(Given request):
Gather all lines with the word "used" in them.

(Raw data):

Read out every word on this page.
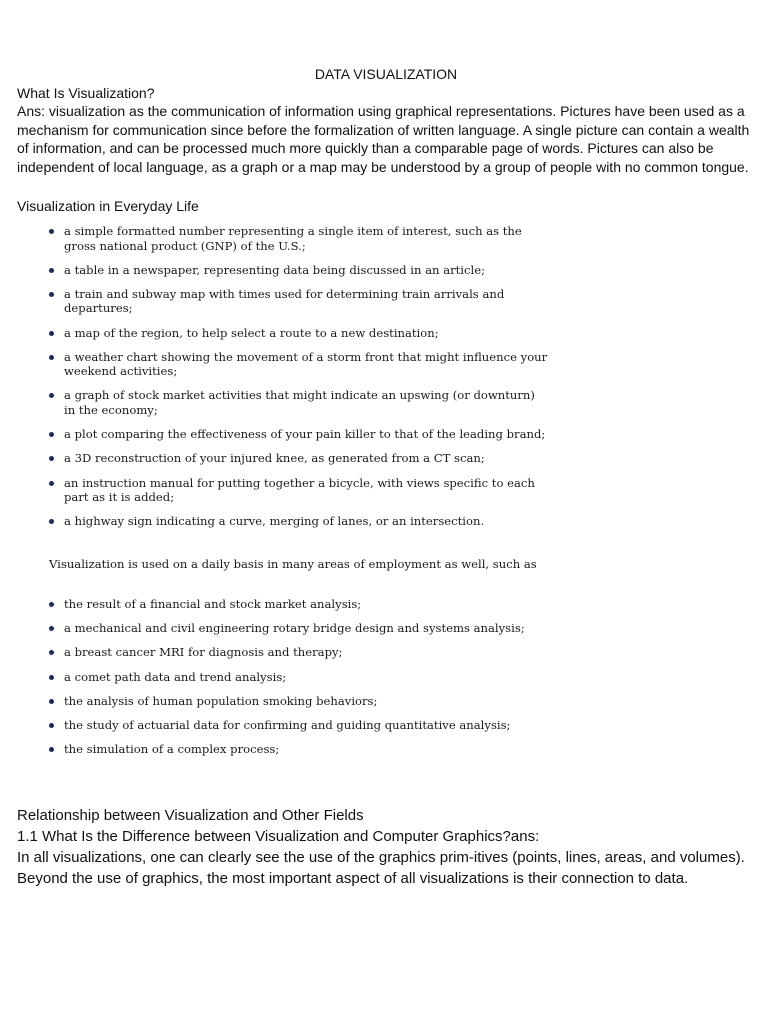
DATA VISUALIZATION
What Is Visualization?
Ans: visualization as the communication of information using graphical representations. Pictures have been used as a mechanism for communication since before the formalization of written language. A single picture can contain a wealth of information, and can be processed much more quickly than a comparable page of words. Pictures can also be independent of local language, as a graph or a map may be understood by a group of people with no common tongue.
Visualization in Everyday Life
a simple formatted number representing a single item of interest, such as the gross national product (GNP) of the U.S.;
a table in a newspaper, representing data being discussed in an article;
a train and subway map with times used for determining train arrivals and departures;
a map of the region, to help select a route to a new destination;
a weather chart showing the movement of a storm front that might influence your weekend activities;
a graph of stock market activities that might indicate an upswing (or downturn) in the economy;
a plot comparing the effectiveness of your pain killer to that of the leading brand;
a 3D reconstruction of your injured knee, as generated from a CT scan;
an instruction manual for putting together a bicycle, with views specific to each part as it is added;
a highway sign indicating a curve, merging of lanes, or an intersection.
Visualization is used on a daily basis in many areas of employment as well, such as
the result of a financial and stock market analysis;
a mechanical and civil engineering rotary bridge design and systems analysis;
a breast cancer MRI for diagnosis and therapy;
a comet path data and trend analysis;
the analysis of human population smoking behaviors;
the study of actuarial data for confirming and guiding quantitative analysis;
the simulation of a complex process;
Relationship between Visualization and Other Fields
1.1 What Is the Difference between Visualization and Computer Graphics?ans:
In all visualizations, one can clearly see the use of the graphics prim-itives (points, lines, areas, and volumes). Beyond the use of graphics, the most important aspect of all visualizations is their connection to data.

...

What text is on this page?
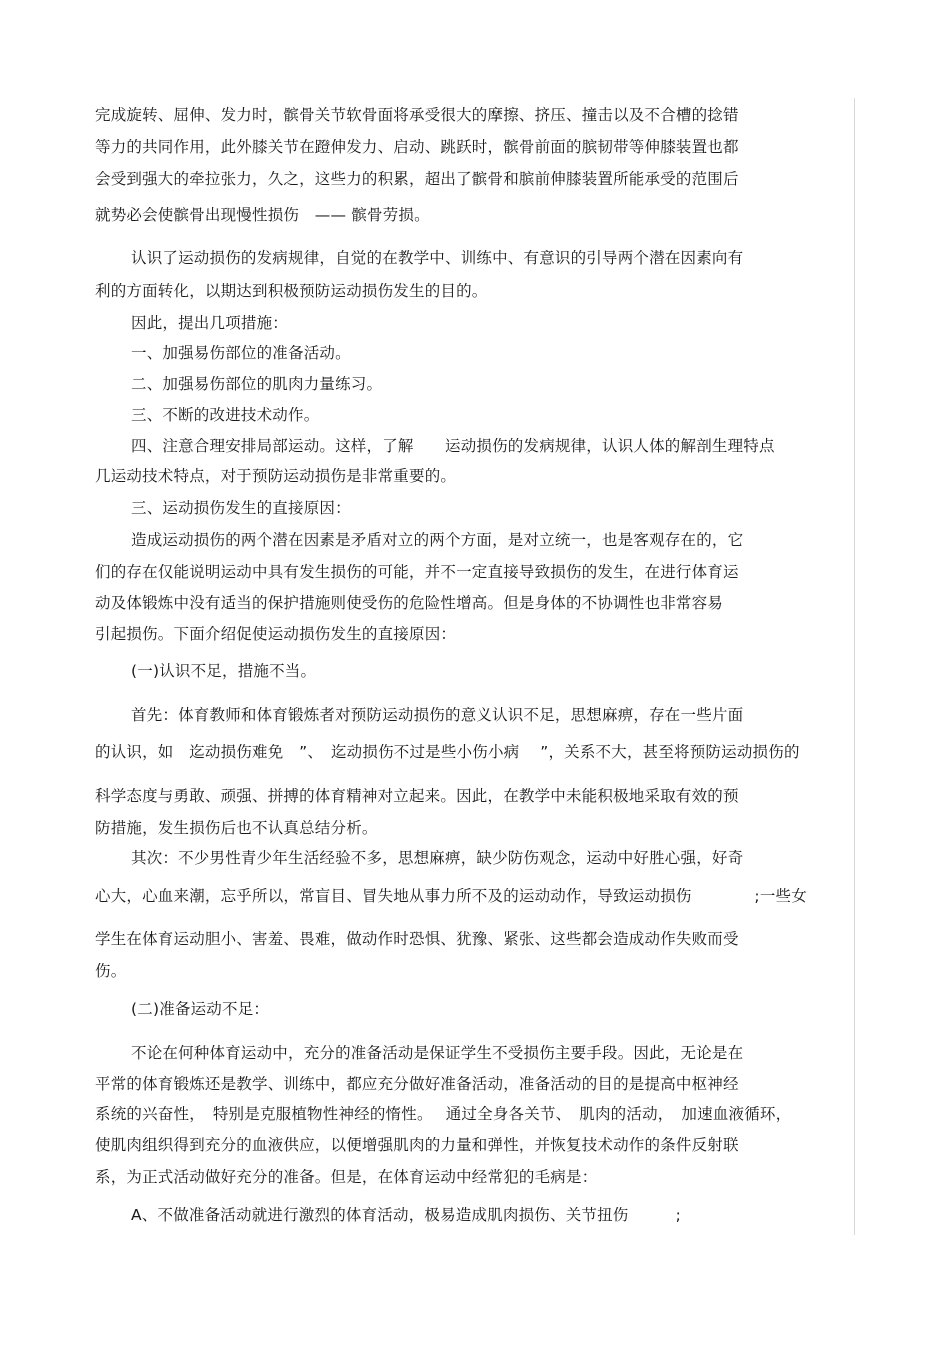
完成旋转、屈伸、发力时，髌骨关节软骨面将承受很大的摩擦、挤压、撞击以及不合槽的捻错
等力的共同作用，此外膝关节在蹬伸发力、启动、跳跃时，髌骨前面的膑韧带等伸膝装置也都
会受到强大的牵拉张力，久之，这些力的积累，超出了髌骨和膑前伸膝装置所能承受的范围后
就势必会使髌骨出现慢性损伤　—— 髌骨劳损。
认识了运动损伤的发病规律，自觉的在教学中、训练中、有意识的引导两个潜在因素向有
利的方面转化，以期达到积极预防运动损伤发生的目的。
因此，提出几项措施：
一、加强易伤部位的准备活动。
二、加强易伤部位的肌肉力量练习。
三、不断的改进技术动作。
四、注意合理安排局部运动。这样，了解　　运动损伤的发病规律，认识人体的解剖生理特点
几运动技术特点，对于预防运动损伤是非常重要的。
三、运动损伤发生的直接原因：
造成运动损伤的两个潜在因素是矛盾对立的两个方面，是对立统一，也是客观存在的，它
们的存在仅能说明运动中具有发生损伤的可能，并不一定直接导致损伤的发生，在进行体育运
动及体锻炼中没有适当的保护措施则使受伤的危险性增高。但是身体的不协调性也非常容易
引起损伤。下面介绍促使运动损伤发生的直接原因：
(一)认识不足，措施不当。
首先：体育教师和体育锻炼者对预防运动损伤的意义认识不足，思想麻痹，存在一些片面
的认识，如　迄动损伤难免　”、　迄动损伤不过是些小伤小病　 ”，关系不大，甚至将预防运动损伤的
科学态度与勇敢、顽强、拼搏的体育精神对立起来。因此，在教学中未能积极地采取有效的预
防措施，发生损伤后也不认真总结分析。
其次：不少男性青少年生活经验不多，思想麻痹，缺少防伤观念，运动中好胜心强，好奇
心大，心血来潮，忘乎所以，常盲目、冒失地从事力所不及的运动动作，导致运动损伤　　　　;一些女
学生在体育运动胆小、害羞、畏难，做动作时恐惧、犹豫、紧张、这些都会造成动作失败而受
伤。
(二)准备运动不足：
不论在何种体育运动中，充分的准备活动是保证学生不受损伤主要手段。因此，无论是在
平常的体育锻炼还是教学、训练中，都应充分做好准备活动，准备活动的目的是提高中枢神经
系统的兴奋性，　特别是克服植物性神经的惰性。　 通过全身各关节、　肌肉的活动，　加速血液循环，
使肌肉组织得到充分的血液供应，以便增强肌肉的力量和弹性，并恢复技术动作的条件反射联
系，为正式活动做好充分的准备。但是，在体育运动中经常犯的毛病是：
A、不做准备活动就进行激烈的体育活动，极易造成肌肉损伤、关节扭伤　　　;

(Result of this exercise):
Ans: visualization as the communication of information using graphical representations. Pictures have been used as a mechanism for communication since before the formalization of written language. A single picture can contain a wealth of information, and can be processed much more quickly than a comparable page of words. Pictures can also be independent of local language, as a graph or a map may be understood by a group of people with no common tongue.
a train and subway map with times used for determining train arrivals and departures;
Visualization is used on a daily basis in many areas of employment as well, such as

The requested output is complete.